[Extracted data entries]
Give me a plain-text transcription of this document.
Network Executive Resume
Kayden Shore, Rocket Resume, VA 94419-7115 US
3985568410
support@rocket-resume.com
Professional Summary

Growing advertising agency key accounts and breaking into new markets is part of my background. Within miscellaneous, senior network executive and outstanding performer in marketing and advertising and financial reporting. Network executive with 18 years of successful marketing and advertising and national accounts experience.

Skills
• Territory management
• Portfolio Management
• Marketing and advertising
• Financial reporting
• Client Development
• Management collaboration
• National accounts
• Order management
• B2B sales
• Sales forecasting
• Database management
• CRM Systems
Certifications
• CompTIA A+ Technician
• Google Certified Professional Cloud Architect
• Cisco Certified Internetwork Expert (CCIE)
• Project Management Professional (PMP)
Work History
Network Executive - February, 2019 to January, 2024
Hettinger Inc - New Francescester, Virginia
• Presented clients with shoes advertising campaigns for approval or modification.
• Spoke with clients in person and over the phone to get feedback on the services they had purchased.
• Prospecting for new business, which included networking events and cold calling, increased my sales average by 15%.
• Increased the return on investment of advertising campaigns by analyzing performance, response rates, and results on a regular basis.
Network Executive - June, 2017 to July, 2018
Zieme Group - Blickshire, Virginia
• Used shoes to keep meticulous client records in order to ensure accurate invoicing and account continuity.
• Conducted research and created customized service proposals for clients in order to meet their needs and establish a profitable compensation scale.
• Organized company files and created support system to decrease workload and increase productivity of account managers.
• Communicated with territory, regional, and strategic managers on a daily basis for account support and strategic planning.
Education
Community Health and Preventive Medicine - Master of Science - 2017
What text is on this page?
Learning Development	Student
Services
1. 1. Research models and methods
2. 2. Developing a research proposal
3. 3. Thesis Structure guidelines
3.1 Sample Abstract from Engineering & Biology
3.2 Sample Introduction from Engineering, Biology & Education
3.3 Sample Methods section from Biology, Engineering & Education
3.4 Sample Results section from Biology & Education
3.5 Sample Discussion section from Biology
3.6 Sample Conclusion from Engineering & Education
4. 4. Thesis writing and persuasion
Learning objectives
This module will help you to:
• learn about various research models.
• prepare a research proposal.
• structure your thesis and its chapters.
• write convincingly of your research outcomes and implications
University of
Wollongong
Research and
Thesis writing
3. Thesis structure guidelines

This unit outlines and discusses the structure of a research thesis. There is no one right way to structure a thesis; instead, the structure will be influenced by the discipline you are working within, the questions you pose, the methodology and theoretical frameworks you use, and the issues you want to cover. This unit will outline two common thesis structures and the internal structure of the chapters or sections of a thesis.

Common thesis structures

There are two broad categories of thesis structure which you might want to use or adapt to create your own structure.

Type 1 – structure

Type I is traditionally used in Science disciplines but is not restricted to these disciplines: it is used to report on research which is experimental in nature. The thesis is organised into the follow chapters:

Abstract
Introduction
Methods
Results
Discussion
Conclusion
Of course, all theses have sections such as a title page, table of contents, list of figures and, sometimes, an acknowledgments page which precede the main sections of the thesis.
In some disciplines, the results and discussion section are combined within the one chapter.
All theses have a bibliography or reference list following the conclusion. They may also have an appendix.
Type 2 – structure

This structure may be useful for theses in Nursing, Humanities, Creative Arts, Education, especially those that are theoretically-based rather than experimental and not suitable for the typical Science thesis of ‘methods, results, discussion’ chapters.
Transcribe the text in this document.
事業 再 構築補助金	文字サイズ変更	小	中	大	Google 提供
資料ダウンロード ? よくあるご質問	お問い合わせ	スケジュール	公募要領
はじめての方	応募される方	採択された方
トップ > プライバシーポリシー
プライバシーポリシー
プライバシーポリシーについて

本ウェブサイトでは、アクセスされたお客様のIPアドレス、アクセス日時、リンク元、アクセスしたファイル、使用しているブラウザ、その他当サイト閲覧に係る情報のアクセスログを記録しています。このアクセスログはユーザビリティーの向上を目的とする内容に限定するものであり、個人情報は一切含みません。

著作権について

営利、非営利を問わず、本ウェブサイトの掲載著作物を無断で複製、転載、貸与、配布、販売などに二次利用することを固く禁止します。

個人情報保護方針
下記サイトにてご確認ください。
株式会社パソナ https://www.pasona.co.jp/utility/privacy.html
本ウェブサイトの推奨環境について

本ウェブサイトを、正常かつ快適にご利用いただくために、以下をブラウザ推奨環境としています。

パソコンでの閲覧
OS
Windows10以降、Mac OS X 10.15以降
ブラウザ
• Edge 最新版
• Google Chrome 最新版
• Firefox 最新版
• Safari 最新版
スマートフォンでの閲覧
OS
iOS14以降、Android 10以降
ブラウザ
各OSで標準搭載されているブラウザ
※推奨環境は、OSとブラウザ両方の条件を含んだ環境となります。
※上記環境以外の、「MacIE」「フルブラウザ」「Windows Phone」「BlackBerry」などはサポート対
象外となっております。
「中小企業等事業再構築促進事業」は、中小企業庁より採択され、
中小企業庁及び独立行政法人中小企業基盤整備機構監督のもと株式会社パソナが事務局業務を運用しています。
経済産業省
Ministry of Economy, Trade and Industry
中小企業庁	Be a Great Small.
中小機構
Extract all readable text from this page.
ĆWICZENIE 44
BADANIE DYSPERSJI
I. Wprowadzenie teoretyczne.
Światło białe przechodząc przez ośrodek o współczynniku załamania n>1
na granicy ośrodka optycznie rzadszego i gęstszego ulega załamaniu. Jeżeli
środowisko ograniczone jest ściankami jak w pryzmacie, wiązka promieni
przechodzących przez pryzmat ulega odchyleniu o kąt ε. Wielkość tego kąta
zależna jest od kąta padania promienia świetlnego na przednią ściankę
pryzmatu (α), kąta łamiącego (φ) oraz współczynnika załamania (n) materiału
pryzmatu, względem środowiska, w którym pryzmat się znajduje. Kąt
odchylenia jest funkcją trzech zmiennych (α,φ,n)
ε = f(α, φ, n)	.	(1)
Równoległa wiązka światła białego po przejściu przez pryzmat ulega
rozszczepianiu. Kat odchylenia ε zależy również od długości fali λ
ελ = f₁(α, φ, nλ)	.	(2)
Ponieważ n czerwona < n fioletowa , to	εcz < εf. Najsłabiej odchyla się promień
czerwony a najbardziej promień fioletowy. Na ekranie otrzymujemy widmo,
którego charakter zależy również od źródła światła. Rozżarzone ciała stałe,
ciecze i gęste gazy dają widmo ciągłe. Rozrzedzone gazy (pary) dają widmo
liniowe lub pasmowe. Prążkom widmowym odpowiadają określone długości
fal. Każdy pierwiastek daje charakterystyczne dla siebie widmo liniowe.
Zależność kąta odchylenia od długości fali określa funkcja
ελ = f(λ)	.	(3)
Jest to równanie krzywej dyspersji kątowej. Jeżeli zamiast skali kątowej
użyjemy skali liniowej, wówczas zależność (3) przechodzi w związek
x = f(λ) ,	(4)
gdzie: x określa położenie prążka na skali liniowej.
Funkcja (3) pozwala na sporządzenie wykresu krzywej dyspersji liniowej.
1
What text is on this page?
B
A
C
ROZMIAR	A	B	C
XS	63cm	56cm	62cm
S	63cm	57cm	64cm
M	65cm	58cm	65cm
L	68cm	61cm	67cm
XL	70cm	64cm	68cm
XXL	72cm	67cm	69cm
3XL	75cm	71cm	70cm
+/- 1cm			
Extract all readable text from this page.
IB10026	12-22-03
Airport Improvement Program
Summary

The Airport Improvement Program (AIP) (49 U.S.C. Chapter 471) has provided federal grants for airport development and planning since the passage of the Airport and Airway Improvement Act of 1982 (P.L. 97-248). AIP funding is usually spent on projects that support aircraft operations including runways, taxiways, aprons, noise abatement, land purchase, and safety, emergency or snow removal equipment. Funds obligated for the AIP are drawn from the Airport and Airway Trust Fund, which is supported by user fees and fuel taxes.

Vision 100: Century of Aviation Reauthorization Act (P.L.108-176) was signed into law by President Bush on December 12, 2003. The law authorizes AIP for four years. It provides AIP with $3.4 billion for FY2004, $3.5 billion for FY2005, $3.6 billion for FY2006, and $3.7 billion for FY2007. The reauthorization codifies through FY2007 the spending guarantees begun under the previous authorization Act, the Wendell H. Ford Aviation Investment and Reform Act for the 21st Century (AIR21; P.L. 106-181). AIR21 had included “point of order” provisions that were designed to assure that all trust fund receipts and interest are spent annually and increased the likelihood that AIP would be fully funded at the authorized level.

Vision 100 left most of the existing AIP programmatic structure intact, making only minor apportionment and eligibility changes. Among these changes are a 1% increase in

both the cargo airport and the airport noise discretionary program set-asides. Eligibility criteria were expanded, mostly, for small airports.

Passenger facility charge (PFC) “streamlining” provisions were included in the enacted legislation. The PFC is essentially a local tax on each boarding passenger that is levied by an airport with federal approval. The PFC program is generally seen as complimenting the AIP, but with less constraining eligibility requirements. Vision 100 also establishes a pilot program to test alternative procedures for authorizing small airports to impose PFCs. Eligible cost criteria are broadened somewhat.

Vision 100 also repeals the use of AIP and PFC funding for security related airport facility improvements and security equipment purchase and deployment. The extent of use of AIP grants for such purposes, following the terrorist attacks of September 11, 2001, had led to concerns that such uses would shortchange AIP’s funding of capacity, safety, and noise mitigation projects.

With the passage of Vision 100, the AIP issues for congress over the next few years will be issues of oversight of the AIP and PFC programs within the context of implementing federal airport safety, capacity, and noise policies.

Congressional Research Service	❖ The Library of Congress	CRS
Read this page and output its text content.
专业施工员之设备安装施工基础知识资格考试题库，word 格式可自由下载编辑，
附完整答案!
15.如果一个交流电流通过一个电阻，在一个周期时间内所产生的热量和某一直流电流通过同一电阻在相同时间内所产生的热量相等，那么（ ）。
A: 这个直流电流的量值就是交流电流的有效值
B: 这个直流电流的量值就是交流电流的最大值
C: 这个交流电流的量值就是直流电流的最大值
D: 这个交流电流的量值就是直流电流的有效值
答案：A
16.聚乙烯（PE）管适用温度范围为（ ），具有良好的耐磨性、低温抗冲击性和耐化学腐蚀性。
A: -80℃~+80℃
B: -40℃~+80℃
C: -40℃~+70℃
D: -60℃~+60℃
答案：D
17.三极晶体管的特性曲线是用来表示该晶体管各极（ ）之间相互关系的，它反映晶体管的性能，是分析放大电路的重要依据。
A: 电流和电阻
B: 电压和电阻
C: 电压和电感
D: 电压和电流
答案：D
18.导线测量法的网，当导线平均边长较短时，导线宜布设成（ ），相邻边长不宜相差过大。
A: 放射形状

### Work required
Pick out lines containing the word "campaigns", each one as written.

### Exercise result
• Presented clients with shoes advertising campaigns for approval or modification.
• Increased the return on investment of advertising campaigns by analyzing performance, response rates, and results on a regular basis.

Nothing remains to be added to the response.